[DIRECTIONS FOR THIS TASK]: Gather all lines from the material that contain the word "saya".

Data entries
#####
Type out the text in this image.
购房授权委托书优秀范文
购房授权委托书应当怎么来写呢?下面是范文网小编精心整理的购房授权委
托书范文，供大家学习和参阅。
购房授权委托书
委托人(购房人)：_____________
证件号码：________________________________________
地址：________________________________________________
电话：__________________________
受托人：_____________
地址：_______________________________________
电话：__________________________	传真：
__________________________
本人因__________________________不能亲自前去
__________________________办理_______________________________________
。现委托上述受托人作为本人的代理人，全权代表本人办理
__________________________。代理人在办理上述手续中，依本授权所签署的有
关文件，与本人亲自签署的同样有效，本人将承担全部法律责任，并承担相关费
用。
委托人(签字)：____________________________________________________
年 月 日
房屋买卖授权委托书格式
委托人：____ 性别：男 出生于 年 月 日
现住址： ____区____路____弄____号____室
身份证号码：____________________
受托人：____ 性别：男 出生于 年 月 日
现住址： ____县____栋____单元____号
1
#####
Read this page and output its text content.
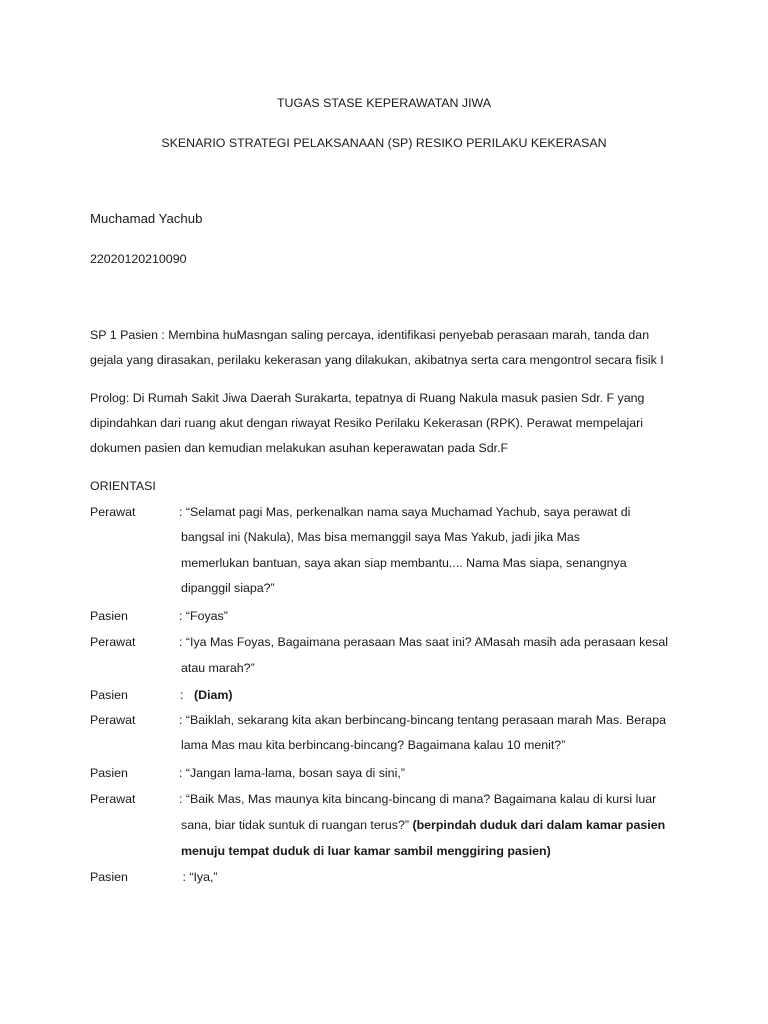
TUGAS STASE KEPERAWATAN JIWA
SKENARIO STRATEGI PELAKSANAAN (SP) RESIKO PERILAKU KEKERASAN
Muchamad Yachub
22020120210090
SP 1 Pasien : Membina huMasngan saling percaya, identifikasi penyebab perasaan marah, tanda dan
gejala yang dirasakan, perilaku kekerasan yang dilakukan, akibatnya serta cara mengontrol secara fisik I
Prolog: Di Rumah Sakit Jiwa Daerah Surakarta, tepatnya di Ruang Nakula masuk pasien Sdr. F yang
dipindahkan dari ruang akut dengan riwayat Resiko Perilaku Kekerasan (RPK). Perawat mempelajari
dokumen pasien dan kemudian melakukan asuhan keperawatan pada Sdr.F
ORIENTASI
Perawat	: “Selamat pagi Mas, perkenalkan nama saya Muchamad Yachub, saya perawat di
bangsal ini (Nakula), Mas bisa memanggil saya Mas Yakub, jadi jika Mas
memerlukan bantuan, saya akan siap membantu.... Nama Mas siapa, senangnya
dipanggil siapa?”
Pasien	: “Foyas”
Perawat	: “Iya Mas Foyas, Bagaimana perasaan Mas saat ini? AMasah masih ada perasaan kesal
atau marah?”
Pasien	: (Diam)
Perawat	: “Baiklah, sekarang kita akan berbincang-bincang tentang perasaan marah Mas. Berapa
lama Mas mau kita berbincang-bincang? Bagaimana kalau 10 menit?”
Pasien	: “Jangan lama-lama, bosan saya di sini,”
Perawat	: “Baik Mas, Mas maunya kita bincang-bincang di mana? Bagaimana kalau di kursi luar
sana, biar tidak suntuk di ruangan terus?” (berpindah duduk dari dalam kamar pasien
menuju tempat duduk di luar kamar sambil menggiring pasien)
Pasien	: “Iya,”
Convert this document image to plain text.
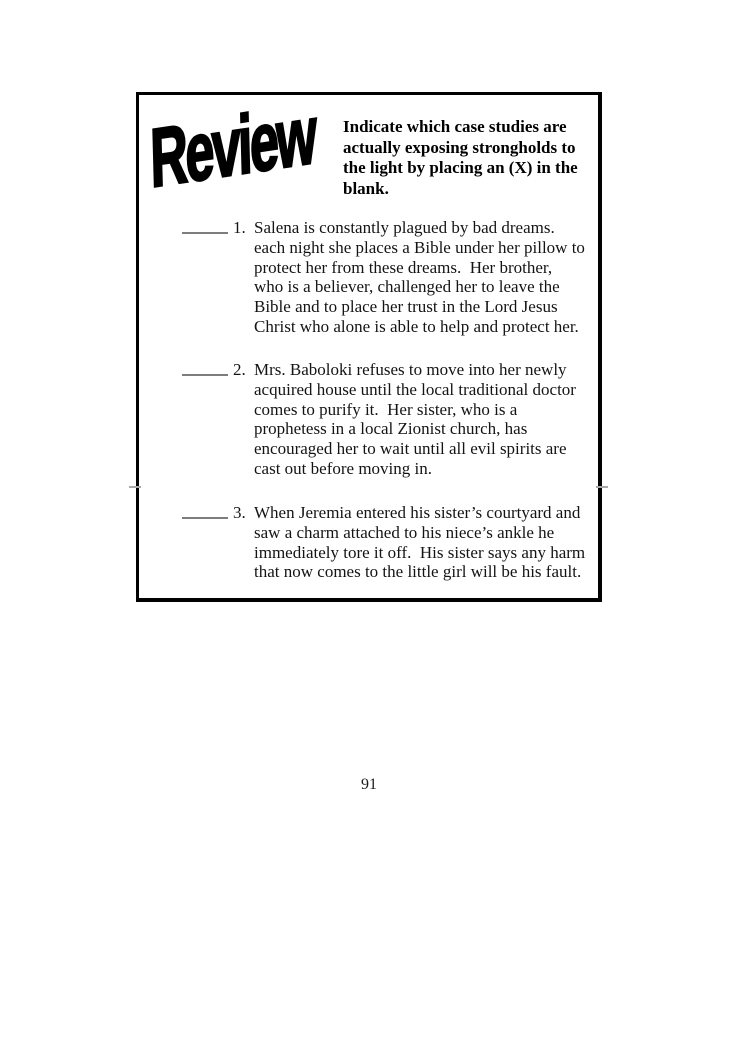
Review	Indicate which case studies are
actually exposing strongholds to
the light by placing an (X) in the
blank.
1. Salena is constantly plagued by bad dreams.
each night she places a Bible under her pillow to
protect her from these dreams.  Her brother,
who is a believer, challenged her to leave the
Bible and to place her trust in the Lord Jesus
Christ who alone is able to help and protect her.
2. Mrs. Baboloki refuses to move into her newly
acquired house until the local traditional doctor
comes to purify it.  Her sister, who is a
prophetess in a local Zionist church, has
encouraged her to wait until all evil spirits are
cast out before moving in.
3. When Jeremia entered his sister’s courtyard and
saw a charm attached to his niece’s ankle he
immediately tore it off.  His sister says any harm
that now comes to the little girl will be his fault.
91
#####
[WORKED SOLUTION]:
Perawat	: “Selamat pagi Mas, perkenalkan nama saya Muchamad Yachub, saya perawat di
bangsal ini (Nakula), Mas bisa memanggil saya Mas Yakub, jadi jika Mas
memerlukan bantuan, saya akan siap membantu.... Nama Mas siapa, senangnya
Pasien	: “Jangan lama-lama, bosan saya di sini,”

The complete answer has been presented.